• What is asked:
Count lines, not occurrences: report how many lines in the records hold the string "Putamen", and nothing else.
[start Stored data]
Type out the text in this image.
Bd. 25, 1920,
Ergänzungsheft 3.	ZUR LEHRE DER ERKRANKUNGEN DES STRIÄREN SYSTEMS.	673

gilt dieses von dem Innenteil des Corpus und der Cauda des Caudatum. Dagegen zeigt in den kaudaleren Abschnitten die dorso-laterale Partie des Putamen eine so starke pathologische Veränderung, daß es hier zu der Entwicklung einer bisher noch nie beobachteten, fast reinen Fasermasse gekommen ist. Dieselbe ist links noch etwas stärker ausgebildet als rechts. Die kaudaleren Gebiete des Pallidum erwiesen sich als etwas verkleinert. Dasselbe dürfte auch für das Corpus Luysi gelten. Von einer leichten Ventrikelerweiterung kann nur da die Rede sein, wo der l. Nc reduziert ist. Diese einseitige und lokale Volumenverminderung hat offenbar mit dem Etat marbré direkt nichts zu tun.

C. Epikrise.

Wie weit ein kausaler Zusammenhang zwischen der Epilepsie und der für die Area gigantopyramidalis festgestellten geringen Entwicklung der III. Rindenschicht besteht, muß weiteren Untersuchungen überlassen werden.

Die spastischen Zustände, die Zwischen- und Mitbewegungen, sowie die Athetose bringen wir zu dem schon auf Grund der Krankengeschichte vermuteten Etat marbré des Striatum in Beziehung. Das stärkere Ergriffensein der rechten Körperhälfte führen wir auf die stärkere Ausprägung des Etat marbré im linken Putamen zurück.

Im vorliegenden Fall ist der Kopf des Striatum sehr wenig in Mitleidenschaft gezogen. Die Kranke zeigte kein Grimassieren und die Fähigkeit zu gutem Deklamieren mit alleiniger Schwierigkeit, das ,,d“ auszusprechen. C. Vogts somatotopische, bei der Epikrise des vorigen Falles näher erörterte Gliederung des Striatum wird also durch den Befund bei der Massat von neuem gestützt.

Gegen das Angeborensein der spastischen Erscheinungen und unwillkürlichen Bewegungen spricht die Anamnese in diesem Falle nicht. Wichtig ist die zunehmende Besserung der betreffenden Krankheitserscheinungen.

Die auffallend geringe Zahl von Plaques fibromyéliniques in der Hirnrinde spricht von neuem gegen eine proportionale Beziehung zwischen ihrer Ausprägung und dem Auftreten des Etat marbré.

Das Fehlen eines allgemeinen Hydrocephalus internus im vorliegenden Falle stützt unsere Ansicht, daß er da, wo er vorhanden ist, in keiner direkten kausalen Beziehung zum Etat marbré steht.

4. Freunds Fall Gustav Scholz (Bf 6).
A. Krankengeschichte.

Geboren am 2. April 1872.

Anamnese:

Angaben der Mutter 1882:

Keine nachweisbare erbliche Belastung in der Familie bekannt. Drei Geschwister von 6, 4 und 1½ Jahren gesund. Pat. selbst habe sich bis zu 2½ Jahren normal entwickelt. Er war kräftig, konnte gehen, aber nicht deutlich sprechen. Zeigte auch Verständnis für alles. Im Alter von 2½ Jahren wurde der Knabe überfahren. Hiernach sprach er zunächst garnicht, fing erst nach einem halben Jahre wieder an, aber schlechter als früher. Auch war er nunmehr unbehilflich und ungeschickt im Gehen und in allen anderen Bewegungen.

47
[end Stored data]
• Answer for the task:
2